SET EXERCISE → Every entry that follows should be reproduced exactly.

ROWS →
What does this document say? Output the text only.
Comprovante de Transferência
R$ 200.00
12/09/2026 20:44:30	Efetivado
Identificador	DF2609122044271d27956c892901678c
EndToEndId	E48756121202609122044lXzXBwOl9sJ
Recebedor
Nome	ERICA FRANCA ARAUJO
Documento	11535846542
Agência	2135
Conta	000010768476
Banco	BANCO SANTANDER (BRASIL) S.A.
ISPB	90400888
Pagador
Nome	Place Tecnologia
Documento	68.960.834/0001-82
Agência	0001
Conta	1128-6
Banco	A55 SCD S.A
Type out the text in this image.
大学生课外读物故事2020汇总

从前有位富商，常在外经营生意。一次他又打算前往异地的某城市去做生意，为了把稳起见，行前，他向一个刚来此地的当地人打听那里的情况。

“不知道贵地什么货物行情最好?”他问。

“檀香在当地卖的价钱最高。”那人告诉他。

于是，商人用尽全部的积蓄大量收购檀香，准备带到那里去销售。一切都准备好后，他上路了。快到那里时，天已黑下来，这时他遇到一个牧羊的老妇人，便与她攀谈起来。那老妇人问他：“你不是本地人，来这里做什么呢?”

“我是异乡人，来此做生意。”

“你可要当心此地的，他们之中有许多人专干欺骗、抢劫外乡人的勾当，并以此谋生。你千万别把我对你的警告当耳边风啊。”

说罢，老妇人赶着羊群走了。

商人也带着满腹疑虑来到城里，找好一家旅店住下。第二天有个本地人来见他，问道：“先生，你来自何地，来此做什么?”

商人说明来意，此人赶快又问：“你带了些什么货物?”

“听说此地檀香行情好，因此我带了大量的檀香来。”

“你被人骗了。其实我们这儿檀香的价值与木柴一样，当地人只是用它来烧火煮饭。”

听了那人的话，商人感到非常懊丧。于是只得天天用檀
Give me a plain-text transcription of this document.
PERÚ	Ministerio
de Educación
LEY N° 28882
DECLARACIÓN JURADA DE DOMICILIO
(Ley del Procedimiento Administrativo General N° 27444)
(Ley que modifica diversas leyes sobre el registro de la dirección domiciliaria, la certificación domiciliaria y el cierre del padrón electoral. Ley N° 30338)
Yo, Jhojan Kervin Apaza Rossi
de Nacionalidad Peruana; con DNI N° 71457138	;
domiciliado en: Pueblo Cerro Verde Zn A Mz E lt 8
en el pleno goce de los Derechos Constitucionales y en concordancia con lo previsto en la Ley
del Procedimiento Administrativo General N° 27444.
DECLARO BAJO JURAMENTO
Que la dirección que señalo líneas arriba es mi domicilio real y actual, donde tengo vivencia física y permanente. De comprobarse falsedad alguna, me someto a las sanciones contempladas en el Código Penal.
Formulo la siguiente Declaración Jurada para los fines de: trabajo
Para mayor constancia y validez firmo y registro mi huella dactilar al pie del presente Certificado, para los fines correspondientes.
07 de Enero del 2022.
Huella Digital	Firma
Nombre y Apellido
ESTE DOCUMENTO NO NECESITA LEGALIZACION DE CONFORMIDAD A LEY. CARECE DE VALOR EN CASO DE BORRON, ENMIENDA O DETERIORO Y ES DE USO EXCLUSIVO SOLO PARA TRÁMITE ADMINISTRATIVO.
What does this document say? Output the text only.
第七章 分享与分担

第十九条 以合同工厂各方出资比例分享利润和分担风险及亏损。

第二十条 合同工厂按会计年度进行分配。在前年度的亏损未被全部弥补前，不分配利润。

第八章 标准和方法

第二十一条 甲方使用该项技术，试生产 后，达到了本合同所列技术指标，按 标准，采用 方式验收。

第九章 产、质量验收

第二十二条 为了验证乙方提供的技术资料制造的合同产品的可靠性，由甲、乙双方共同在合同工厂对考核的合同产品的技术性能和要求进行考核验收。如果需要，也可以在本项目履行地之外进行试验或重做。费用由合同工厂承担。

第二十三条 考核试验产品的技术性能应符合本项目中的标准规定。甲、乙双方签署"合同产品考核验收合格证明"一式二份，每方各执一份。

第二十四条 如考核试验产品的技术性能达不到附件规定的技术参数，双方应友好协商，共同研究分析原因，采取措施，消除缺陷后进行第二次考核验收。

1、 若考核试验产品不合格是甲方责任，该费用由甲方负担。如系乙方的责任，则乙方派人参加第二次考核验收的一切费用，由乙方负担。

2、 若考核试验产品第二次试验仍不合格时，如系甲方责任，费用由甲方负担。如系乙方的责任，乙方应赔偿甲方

ANSWER TO THIS EXERCISE →
What does this document say? Output the text only.
Comprovante de Transferência
R$ 200.00
12/09/2026 20:44:30	Efetivado
Identificador	DF2609122044271d27956c892901678c
EndToEndId	E48756121202609122044lXzXBwOl9sJ
Recebedor
Nome	ERICA FRANCA ARAUJO
Documento	11535846542
Agência	2135
Conta	000010768476
Banco	BANCO SANTANDER (BRASIL) S.A.
ISPB	90400888
Pagador
Nome	Place Tecnologia
Documento	68.960.834/0001-82
Agência	0001
Conta	1128-6
Banco	A55 SCD S.A
Type out the text in this image.
大学生课外读物故事2020汇总

从前有位富商，常在外经营生意。一次他又打算前往异地的某城市去做生意，为了把稳起见，行前，他向一个刚来此地的当地人打听那里的情况。

“不知道贵地什么货物行情最好?”他问。

“檀香在当地卖的价钱最高。”那人告诉他。

于是，商人用尽全部的积蓄大量收购檀香，准备带到那里去销售。一切都准备好后，他上路了。快到那里时，天已黑下来，这时他遇到一个牧羊的老妇人，便与她攀谈起来。那老妇人问他：“你不是本地人，来这里做什么呢?”

“我是异乡人，来此做生意。”

“你可要当心此地的，他们之中有许多人专干欺骗、抢劫外乡人的勾当，并以此谋生。你千万别把我对你的警告当耳边风啊。”

说罢，老妇人赶着羊群走了。

商人也带着满腹疑虑来到城里，找好一家旅店住下。第二天有个本地人来见他，问道：“先生，你来自何地，来此做什么?”

商人说明来意，此人赶快又问：“你带了些什么货物?”

“听说此地檀香行情好，因此我带了大量的檀香来。”

“你被人骗了。其实我们这儿檀香的价值与木柴一样，当地人只是用它来烧火煮饭。”

听了那人的话，商人感到非常懊丧。于是只得天天用檀
Give me a plain-text transcription of this document.
PERÚ	Ministerio
de Educación
LEY N° 28882
DECLARACIÓN JURADA DE DOMICILIO
(Ley del Procedimiento Administrativo General N° 27444)
(Ley que modifica diversas leyes sobre el registro de la dirección domiciliaria, la certificación domiciliaria y el cierre del padrón electoral. Ley N° 30338)
Yo, Jhojan Kervin Apaza Rossi
de Nacionalidad Peruana; con DNI N° 71457138	;
domiciliado en: Pueblo Cerro Verde Zn A Mz E lt 8
en el pleno goce de los Derechos Constitucionales y en concordancia con lo previsto en la Ley
del Procedimiento Administrativo General N° 27444.
DECLARO BAJO JURAMENTO
Que la dirección que señalo líneas arriba es mi domicilio real y actual, donde tengo vivencia física y permanente. De comprobarse falsedad alguna, me someto a las sanciones contempladas en el Código Penal.
Formulo la siguiente Declaración Jurada para los fines de: trabajo
Para mayor constancia y validez firmo y registro mi huella dactilar al pie del presente Certificado, para los fines correspondientes.
07 de Enero del 2022.
Huella Digital	Firma
Nombre y Apellido
ESTE DOCUMENTO NO NECESITA LEGALIZACION DE CONFORMIDAD A LEY. CARECE DE VALOR EN CASO DE BORRON, ENMIENDA O DETERIORO Y ES DE USO EXCLUSIVO SOLO PARA TRÁMITE ADMINISTRATIVO.
What does this document say? Output the text only.
第七章 分享与分担

第十九条 以合同工厂各方出资比例分享利润和分担风险及亏损。

第二十条 合同工厂按会计年度进行分配。在前年度的亏损未被全部弥补前，不分配利润。

第八章 标准和方法

第二十一条 甲方使用该项技术，试生产 后，达到了本合同所列技术指标，按 标准，采用 方式验收。

第九章 产、质量验收

第二十二条 为了验证乙方提供的技术资料制造的合同产品的可靠性，由甲、乙双方共同在合同工厂对考核的合同产品的技术性能和要求进行考核验收。如果需要，也可以在本项目履行地之外进行试验或重做。费用由合同工厂承担。

第二十三条 考核试验产品的技术性能应符合本项目中的标准规定。甲、乙双方签署"合同产品考核验收合格证明"一式二份，每方各执一份。

第二十四条 如考核试验产品的技术性能达不到附件规定的技术参数，双方应友好协商，共同研究分析原因，采取措施，消除缺陷后进行第二次考核验收。

1、 若考核试验产品不合格是甲方责任，该费用由甲方负担。如系乙方的责任，则乙方派人参加第二次考核验收的一切费用，由乙方负担。

2、 若考核试验产品第二次试验仍不合格时，如系甲方责任，费用由甲方负担。如系乙方的责任，乙方应赔偿甲方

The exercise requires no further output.